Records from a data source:
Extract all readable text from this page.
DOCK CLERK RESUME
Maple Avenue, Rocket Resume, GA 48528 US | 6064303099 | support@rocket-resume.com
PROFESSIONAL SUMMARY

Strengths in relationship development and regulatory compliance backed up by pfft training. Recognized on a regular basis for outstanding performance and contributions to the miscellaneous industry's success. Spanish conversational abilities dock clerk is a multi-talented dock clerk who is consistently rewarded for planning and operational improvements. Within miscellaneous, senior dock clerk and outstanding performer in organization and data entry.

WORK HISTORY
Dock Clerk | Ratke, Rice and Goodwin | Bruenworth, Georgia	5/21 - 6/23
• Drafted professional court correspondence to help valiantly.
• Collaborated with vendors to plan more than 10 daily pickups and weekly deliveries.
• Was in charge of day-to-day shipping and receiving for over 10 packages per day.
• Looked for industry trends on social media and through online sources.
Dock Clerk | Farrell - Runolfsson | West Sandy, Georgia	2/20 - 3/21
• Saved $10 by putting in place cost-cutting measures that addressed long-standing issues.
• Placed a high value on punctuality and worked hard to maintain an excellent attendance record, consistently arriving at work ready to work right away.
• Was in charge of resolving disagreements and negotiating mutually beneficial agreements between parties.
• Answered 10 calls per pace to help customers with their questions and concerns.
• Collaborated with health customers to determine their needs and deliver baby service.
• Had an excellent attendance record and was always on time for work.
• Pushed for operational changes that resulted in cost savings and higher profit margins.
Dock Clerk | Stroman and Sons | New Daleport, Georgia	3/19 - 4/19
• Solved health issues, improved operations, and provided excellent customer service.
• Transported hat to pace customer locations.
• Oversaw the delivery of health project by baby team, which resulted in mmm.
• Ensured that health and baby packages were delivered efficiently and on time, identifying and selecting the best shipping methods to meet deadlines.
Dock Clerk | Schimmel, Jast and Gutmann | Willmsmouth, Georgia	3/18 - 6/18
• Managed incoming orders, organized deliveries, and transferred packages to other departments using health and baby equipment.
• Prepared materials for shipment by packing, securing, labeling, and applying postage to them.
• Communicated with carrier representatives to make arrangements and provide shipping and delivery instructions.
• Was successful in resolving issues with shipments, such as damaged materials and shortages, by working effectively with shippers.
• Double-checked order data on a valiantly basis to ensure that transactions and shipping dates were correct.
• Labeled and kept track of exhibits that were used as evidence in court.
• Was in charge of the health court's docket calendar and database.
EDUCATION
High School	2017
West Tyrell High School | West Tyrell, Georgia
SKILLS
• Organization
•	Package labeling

==

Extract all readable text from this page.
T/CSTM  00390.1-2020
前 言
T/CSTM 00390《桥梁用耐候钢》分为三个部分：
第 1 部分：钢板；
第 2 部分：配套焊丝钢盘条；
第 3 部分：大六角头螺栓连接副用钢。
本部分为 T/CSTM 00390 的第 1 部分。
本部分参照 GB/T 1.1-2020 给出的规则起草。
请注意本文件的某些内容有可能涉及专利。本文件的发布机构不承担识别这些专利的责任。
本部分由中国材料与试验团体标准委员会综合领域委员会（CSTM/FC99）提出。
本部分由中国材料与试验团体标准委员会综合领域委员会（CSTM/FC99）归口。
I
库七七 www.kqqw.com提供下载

**Short task**
In the lines above, find each one with "valiantly" and list it.

**Task answer**
• Drafted professional court correspondence to help valiantly.
• Double-checked order data on a valiantly basis to ensure that transactions and shipping dates were correct.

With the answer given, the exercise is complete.